FIGURE 9. PI controller for CFC mode of SCR-IHCB.

5 MTDC network Simulation Studies

In this section, a simplified three-terminal HVDC system is simulated. As shown in Figure 1, the proposed SCR-IHCB topology is equipped at station 1 to adjust the power of line 12 and line 13. The practical parameter of the three-terminal HVDC system is shown in Table 2.

TABLE 2

TABLE 2. Parameter of three-terminal HVDC system.

The currents flowing from the DC bus of station 1 and the transmission lines in presence of the SCR-IHCB are depicted in Figure 10. The SCR-IHCB operates in the bypass mode for 0 < t < 2s. Thereafter, the CFC changes its operation mode to CFC mode at 2s. Figures 10A, B implies that the SCR-IHCB can adjust the current bidirectionally in CFC mode. The short-circuit fault in line12 happens at time t = 4s. It can be seen in Figures 10A, B that the SCR-IHCB can quickly isolate the fault on line 12, and the transmission between station 1 and station 3 returned to normal (I₁ = I₁₃).

FIGURE 10

FIGURE 10. Performance of SCR-IHCB. (A) Current waveforms with forward power flow. (B) Reverse power flow. (C) Fault current transfer process. (D) Energy absorb by MOV₁. (E) V_T0, V_T1, V_c1 and V_c2. (F) Details of V_T0, V_T1, V_c1 and V_c2. (G) Voltage of transfer branches. (H) Details of voltage of transfer branches. (I) V_S5-V_S8. (J) I_S5-I_S8. (K) V_D1 and V_D2. (L) I_D1 and I_D2.

As shown in Figure 10C, before the fault is detected in t = 4.001s, the SCR-IHCB is still working in CFC mode. when the system detects the fault, IHCB mode is activated, S₅ and S₇ conducts as mentioned above, the fault current goes through T₀, and I_T0 started to rise rapidly. After 2 m (waiting for the UFD₁ completely open), the fault current was successfully transferred to charging path of the capacitor C₁, V_c1 starts to rise (as shown in Figure 10E), in less than 5 m, the fault current (I_c1, I_D1) reaches the peak value 6.1 kA. When V_c1 reaches the protection voltage of MOV₁(250 kV as shown in Figure 10E), the fault current is transferred to MOV path (I_mov1 in Figure 10C) and decreases to zero. The amount of absorbed energy of MOV₁ reaches almost 3.6 MJ as shown in Figure 10D. When the fault current drops to zero, the value of V_T0 return to V_DC-V_c2, and the thyristor T₁ needs to withstand a reverse voltage of V_c1-V_DC, about 50 kV as shown in Figure 10E.

Figure 10F shows that the reverse voltage V_T0 (V_T0 = V_c1 −V_c2) is generated at 4.003s, and the duration time is about 140us, much larger than the minimum requested recovery time of SCR string in (Jamshidi Far and Jovcic, 2018).

**Apply what you read:**
[A] Answer these from the SCR-IHCB simulation text:
(i) At what time does the short-circuit fault in line 12 happen?
(ii) What peak value does the fault current reach?
(iii) About how much energy does MOV₁ absorb?
[B] Carry on the SCR-IHCB simulation text from its last sentence.
The listing that comes next isn't needed here.

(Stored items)
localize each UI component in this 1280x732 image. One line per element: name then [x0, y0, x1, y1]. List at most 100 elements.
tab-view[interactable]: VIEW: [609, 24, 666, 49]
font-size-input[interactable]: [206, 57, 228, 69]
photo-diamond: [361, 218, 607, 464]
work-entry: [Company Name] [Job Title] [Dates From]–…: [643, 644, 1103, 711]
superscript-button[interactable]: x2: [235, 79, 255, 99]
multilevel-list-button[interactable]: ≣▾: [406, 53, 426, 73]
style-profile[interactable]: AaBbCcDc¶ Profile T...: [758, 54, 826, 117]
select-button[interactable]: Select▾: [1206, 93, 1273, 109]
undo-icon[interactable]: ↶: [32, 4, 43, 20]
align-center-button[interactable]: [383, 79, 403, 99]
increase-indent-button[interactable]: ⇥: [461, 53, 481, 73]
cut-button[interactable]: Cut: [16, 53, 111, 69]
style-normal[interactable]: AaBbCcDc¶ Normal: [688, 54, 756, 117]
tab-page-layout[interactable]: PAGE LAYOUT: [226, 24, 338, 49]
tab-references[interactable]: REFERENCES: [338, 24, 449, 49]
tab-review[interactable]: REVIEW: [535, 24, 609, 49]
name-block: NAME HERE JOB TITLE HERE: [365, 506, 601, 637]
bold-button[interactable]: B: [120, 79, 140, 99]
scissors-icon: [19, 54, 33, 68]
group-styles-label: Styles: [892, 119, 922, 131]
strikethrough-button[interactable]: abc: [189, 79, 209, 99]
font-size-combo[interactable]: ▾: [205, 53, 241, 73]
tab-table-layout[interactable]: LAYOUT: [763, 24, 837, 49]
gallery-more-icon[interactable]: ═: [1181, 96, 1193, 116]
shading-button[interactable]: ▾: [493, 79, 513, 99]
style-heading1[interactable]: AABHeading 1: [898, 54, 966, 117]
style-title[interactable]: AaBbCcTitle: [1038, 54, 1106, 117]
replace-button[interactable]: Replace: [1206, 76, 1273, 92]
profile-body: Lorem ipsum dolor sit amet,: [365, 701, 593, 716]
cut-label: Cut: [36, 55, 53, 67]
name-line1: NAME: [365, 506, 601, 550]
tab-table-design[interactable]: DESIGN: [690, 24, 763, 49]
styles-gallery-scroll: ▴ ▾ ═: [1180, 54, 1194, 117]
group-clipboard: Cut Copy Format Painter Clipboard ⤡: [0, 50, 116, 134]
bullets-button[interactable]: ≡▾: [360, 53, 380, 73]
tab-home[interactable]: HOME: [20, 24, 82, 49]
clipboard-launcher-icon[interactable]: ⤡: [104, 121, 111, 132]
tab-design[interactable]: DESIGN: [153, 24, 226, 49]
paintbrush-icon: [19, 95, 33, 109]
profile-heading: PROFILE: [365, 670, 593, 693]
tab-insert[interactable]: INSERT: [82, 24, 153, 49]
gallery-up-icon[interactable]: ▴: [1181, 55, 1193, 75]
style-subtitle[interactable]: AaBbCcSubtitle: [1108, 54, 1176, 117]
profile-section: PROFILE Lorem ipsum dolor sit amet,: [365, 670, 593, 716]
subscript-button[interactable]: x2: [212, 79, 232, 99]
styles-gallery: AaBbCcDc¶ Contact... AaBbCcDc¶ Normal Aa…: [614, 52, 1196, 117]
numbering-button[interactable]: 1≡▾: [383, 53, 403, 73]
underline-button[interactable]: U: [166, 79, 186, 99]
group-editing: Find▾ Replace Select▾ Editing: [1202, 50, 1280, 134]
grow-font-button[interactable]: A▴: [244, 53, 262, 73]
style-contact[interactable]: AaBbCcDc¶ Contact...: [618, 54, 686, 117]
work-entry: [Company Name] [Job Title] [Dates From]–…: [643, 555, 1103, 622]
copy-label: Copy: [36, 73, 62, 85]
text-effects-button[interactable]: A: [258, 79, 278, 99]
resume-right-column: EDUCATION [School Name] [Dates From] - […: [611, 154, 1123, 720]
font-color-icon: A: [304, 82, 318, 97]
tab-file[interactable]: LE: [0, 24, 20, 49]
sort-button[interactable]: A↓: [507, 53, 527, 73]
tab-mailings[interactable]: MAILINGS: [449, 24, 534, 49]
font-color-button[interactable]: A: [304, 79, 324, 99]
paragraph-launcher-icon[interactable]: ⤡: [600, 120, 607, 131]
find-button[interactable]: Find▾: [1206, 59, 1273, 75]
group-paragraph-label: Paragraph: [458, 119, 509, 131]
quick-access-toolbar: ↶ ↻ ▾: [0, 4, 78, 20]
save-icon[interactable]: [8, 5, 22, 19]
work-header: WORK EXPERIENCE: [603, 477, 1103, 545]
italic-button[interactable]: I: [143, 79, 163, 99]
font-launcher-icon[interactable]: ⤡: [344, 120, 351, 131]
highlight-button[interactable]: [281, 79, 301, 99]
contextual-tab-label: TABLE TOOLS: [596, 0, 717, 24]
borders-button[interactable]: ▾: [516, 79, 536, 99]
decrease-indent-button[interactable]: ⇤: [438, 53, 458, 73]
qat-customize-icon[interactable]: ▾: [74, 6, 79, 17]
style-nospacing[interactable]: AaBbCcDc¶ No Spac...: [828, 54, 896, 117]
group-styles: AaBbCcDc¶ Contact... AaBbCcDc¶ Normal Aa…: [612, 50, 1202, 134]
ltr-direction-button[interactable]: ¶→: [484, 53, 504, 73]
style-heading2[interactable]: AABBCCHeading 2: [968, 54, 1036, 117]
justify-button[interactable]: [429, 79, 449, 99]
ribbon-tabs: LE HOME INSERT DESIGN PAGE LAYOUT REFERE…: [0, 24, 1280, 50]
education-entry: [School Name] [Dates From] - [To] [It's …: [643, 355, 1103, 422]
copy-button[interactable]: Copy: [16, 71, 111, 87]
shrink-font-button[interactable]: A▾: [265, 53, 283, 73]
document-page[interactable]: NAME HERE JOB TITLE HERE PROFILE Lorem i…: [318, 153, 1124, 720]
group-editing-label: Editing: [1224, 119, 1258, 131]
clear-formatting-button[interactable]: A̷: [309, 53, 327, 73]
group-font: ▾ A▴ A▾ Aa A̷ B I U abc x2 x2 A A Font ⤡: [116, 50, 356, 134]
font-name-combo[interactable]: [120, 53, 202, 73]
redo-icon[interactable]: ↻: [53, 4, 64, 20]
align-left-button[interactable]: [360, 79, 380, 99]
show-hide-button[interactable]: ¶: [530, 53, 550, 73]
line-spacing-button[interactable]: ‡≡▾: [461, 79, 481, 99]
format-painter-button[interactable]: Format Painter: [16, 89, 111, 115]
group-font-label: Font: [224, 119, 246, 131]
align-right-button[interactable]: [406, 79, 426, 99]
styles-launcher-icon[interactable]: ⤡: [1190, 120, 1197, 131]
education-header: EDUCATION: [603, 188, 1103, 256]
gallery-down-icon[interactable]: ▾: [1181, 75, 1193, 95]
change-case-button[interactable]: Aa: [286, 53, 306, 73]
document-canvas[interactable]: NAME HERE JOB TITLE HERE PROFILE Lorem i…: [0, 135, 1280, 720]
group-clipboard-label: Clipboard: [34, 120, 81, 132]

**Outputs in order:**
[A]
(i) At t = 4s.
(ii) 6.1 kA.
(iii) Almost 3.6 MJ.

[B]
Figures 10G, H show the voltage waveform of two transfer branch, LCS₁ and LCS₂ works in CFC mode before fault is detected. UFD₂ and LCS₂ remain on-state to keep transmission of station1 and station 3 after fault blocking, LCS₁ switch off at 4.001s, and the UFD₁ takes 2 m to completely open, then the voltage on UFD₁ increases with V_c1.

Figures 10I, J show the voltage and current of the S₅-S₇. Obviously, the operation sequence of S₅-S₈ is consistent with the theoretical analysis, and the maximum withstand voltage of S₅-S₈ is limited to the given voltage of V_c2, the maximum current is equal to the value when the fault current transferred from T₀ branch to C₁ branch.

Figures 10K, L show that the maximum withstand voltage and current of diode strings (D₁ and D₂) are consistent with the maximum voltage of V_c1 and maximum fault current.

6 Experimental Studies

Considering that the proposed SCR-IHCB topology is a symmetrical structure for fault blocking of two adjacent lines; therefore, the verification for the current opening process of one line is enough. A scale-down prototype is built for verifying the concept of the feasibility of the SCR-IHCB, as shown in Figure 11A, the component marks in Figure 11A are consistent with those in Figure 1A. The diagram of the experimental system is depicted in Figure 11B and the system parameters are listed in Table 3.

FIGURE 11

FIGURE 11. Experimental system. (A) Photograph of the scale down SCR-IHCB prototype. (B) Circuit diagram of three-terminal test platform.

TABLE 3

TABLE 3. Parameters of the experimental system.

6.1 Fault current blocking

The fault blocking waveforms of the SCR-IHCB are shown in Figure 12. It can be seen that after the fault occurs at t₀, after a detection time of 1 m, the IGBT in LCS is turned OFF, fault current is transferred to main breaker branch at t₁. A 2 m delay is set between t₁ and t₂ to simulate the opening time of mechanical switch. The IGBTs in main breaker branch is turned off at t₂, while C₁ is charged and the fault current is successfully interrupted eventually at t₃.

FIGURE 12

FIGURE 12. Measured fault-interrupting waveforms of the DC Fault Mode.

The detailed waveforms of the thyristor T₀ recovery stage is shown in Figure 13. When the value of 220 μF is chosen for C₂, the SCR-IHCB has Δt > 100us as shown in Figure 13A, and the thyristor is turned off successfully, the fault current of the system (I_sys) is quickly transferred from T₀ to T₁ (I_T0 and I_T1 in Figure 13A), the voltage of T₀ (V_T0) rises as C₁ is charged by the system fault current.

FIGURE 13

FIGURE 13. Measured waveforms during the thyristor recovery stage at (A) C₂ = 220μF; (B) C₂ = 100 μF.

When the value of C₂ is reduced to 100 μF, the SCR-IHCB has Δt < 50us, smaller than t_q in datasheet of thyristor SKKT62 which is used in our experiment. It is obvious that the thyristor has failed to turn off, the fault current of the system (I_sys) continues to flow through T₀, Capacitor C₁ and capacitor C₂ are connected in parallel, and the voltage rises synchronously.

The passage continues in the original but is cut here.